• _Data extract_
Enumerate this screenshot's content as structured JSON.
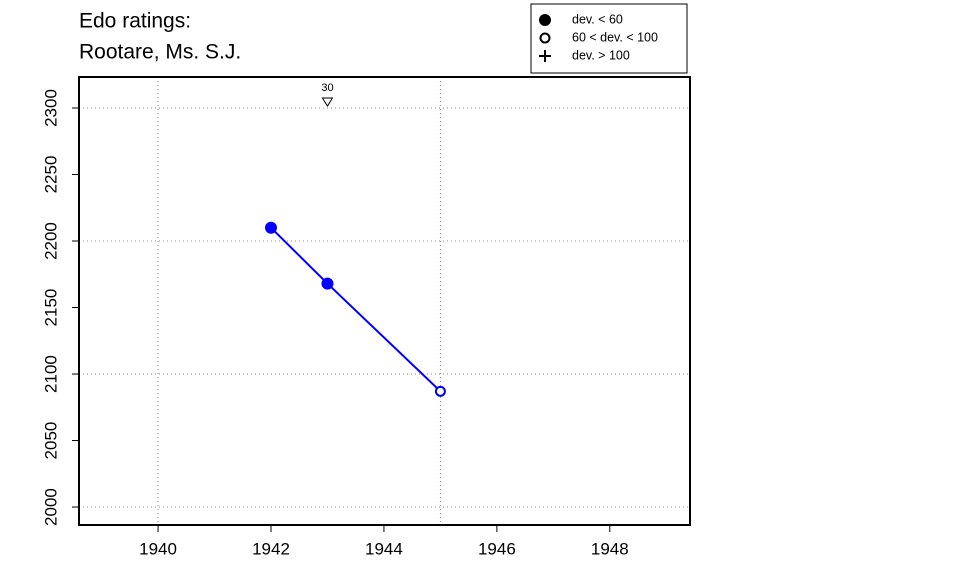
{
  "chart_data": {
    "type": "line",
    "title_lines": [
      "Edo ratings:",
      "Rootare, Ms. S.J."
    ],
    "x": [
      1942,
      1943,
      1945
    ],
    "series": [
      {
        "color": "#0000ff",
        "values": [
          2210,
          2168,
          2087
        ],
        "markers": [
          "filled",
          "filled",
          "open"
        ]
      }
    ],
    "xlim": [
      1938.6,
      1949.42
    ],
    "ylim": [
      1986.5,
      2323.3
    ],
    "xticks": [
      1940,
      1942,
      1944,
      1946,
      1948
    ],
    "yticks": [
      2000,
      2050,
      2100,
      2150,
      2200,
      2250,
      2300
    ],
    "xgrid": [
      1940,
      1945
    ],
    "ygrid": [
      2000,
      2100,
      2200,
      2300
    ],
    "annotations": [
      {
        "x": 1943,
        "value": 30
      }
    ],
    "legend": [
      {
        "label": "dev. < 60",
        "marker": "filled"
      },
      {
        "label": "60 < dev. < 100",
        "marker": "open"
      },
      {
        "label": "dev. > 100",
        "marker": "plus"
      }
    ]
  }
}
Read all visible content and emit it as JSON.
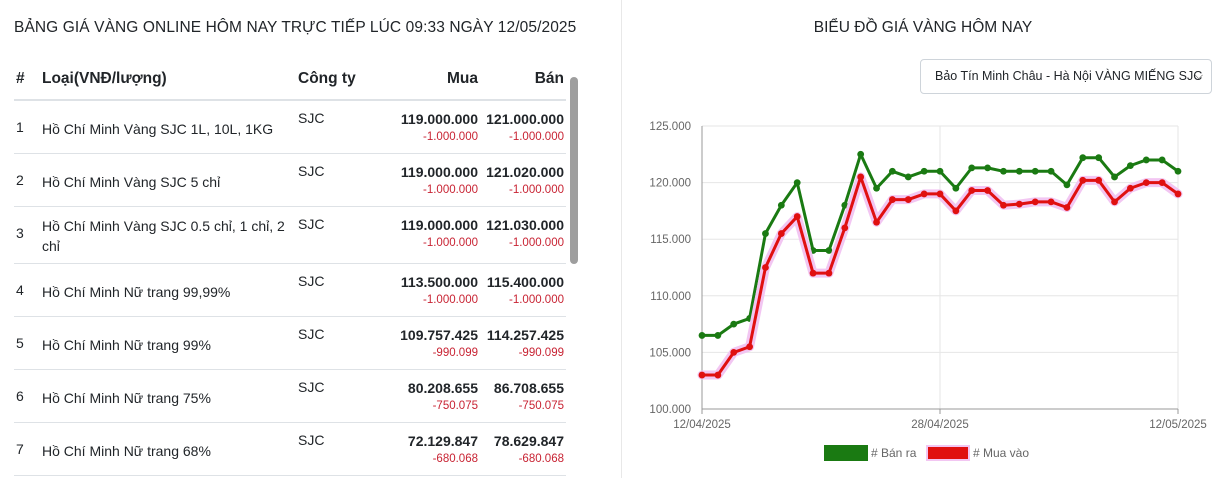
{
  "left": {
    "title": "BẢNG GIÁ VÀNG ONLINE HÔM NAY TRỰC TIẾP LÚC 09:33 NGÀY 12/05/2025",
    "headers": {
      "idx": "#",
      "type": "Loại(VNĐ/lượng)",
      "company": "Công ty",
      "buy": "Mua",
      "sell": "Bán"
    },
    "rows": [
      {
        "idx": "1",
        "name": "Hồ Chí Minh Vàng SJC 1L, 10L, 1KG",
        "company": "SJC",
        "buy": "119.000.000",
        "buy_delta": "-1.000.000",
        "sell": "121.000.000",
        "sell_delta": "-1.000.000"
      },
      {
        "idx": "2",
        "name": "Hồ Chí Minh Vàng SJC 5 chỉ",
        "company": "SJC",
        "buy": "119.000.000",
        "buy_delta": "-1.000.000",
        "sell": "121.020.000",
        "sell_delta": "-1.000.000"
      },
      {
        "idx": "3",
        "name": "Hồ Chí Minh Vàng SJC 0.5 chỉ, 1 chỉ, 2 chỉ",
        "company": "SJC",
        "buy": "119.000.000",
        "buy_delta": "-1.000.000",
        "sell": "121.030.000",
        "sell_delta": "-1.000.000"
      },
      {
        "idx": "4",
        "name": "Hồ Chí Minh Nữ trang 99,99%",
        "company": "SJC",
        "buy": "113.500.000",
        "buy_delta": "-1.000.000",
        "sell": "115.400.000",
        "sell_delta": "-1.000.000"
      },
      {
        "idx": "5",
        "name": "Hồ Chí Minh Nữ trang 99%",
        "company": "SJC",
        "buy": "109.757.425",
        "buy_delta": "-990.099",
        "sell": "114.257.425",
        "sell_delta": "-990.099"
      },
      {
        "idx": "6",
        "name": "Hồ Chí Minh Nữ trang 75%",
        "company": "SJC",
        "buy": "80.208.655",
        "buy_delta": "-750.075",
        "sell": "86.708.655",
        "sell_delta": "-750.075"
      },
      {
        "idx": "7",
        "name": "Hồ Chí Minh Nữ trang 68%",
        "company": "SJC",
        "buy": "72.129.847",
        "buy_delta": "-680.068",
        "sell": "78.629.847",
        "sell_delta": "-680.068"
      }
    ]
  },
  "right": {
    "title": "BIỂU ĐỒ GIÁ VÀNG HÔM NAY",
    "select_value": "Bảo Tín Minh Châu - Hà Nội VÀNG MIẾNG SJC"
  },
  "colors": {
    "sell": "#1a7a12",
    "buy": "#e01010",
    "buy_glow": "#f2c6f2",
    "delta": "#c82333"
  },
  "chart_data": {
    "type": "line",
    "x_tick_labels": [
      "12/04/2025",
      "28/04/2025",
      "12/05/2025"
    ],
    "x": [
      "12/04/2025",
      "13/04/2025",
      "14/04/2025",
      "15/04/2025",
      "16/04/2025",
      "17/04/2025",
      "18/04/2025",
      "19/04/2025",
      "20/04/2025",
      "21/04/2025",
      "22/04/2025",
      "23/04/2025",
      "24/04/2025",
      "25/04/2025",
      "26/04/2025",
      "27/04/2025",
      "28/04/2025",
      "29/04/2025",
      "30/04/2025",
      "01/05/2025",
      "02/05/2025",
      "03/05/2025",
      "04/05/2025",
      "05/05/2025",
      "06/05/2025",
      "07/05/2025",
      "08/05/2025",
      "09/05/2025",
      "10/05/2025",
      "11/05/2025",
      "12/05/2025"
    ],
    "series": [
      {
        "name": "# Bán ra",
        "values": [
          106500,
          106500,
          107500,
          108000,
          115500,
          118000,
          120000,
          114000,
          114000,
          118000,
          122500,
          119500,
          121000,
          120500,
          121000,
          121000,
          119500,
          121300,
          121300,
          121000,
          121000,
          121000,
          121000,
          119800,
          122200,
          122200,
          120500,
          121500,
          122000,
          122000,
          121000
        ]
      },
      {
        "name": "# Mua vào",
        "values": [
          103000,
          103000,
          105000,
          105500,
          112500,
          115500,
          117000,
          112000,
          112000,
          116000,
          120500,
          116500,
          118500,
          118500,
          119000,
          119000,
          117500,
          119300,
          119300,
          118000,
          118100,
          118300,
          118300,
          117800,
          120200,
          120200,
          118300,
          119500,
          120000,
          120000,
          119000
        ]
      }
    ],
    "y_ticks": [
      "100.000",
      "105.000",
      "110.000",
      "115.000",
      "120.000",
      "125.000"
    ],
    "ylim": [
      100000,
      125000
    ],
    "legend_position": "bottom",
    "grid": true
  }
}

• _Goal of the exercise_
Copy out every line of the listing that includes the string "content".

• _Answer to the exercise_
Enumerate this screenshot's content as structured JSON.
Read all visible content and emit it as JSON.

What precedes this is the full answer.